» **TASK DETAILS**:
Write out the whole listing exactly as it stands.

Saved data entries
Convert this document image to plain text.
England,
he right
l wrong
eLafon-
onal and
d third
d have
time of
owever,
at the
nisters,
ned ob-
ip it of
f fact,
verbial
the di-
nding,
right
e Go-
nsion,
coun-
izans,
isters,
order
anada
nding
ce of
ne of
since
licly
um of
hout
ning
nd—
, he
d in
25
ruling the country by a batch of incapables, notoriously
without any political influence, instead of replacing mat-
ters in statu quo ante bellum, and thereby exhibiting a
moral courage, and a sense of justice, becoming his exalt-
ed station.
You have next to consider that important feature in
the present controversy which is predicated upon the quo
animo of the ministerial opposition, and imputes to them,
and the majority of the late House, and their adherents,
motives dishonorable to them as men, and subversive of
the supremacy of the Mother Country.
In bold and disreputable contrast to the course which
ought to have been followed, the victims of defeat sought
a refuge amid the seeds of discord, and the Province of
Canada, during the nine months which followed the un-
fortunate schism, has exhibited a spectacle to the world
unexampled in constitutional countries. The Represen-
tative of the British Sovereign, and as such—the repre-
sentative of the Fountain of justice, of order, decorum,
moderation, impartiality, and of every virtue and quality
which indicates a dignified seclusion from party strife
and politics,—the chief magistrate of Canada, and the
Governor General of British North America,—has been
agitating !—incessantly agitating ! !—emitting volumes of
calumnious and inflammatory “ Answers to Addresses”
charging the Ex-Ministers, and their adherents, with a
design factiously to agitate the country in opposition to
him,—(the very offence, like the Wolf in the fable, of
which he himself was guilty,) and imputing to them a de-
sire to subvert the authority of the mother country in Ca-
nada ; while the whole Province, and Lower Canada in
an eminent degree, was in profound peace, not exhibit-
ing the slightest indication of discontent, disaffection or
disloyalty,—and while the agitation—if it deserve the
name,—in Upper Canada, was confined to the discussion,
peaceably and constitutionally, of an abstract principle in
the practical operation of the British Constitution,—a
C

» **WORKED ANSWER**:
Convert this document image to plain text.
England,
he right
l wrong
eLafon-
onal and
d third
d have
time of
owever,
at the
nisters,
ned ob-
ip it of
f fact,
verbial
the di-
nding,
right
e Go-
nsion,
coun-
izans,
isters,
order
anada
nding
ce of
ne of
since
licly
um of
hout
ning
nd—
, he
d in
25
ruling the country by a batch of incapables, notoriously
without any political influence, instead of replacing mat-
ters in statu quo ante bellum, and thereby exhibiting a
moral courage, and a sense of justice, becoming his exalt-
ed station.
You have next to consider that important feature in
the present controversy which is predicated upon the quo
animo of the ministerial opposition, and imputes to them,
and the majority of the late House, and their adherents,
motives dishonorable to them as men, and subversive of
the supremacy of the Mother Country.
In bold and disreputable contrast to the course which
ought to have been followed, the victims of defeat sought
a refuge amid the seeds of discord, and the Province of
Canada, during the nine months which followed the un-
fortunate schism, has exhibited a spectacle to the world
unexampled in constitutional countries. The Represen-
tative of the British Sovereign, and as such—the repre-
sentative of the Fountain of justice, of order, decorum,
moderation, impartiality, and of every virtue and quality
which indicates a dignified seclusion from party strife
and politics,—the chief magistrate of Canada, and the
Governor General of British North America,—has been
agitating !—incessantly agitating ! !—emitting volumes of
calumnious and inflammatory “ Answers to Addresses”
charging the Ex-Ministers, and their adherents, with a
design factiously to agitate the country in opposition to
him,—(the very offence, like the Wolf in the fable, of
which he himself was guilty,) and imputing to them a de-
sire to subvert the authority of the mother country in Ca-
nada ; while the whole Province, and Lower Canada in
an eminent degree, was in profound peace, not exhibit-
ing the slightest indication of discontent, disaffection or
disloyalty,—and while the agitation—if it deserve the
name,—in Upper Canada, was confined to the discussion,
peaceably and constitutionally, of an abstract principle in
the practical operation of the British Constitution,—a
C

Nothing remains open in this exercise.